» **Task objective**:
Take from the listing each line that has the string "JSON".

+++ Data records +++

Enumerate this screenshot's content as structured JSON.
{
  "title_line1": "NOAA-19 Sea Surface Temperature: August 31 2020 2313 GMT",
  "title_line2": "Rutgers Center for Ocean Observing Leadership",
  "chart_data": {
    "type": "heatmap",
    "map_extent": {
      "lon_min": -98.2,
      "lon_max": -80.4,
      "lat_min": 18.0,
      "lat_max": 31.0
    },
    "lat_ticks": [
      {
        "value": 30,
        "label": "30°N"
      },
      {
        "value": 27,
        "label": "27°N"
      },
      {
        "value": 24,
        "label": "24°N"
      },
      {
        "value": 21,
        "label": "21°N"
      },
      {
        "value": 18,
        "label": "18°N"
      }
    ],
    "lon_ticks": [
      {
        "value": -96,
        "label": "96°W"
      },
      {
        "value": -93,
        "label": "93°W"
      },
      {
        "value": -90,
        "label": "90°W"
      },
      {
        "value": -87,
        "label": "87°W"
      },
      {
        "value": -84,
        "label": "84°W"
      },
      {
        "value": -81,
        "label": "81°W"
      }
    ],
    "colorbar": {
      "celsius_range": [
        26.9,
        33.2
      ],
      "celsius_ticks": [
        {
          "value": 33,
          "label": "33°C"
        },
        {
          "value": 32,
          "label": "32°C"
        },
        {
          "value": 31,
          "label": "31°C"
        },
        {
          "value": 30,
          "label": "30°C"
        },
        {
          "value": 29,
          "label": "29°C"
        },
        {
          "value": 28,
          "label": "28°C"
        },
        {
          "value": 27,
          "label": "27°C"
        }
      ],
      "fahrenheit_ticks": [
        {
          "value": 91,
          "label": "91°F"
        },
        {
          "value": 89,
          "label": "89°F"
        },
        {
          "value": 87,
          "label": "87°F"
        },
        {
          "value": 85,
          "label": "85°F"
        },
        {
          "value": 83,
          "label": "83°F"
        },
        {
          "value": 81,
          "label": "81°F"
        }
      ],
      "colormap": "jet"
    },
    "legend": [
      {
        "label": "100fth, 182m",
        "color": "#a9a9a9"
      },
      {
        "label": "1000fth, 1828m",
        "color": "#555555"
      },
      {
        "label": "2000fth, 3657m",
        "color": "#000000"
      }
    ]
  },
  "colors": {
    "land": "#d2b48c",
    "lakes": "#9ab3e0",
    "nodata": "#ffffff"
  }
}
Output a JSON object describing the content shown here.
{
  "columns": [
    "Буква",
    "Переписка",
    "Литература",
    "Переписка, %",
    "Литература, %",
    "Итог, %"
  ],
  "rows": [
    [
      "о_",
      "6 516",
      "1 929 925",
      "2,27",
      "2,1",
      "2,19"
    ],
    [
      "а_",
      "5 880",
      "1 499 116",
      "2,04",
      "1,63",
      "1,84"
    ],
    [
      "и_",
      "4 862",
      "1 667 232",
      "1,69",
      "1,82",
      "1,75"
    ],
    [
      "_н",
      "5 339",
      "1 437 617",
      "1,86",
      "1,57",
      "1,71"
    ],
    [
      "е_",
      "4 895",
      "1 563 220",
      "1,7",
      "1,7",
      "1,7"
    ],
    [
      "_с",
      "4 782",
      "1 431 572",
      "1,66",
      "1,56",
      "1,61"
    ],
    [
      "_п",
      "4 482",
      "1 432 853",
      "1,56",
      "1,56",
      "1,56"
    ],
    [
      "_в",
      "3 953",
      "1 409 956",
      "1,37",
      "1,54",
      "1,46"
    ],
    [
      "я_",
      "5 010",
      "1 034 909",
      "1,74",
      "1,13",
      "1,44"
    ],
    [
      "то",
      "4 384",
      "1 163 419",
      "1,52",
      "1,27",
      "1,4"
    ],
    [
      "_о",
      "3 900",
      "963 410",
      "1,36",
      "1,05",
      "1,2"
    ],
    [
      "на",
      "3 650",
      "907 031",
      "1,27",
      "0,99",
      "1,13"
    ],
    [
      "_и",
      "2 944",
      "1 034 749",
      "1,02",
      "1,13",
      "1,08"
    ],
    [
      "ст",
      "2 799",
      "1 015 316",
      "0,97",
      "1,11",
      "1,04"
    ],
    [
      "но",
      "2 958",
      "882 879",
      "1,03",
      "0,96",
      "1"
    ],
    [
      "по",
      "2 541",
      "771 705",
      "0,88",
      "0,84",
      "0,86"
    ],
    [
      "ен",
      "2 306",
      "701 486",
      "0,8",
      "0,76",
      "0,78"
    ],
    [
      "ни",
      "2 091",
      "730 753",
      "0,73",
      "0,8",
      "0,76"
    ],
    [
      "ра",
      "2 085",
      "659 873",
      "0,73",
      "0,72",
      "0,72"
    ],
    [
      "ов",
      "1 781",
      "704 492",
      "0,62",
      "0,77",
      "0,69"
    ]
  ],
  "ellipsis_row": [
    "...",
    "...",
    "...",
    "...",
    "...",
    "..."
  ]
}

+++

» **Written solution**:
Enumerate this screenshot's content as structured JSON.
Output a JSON object describing the content shown here.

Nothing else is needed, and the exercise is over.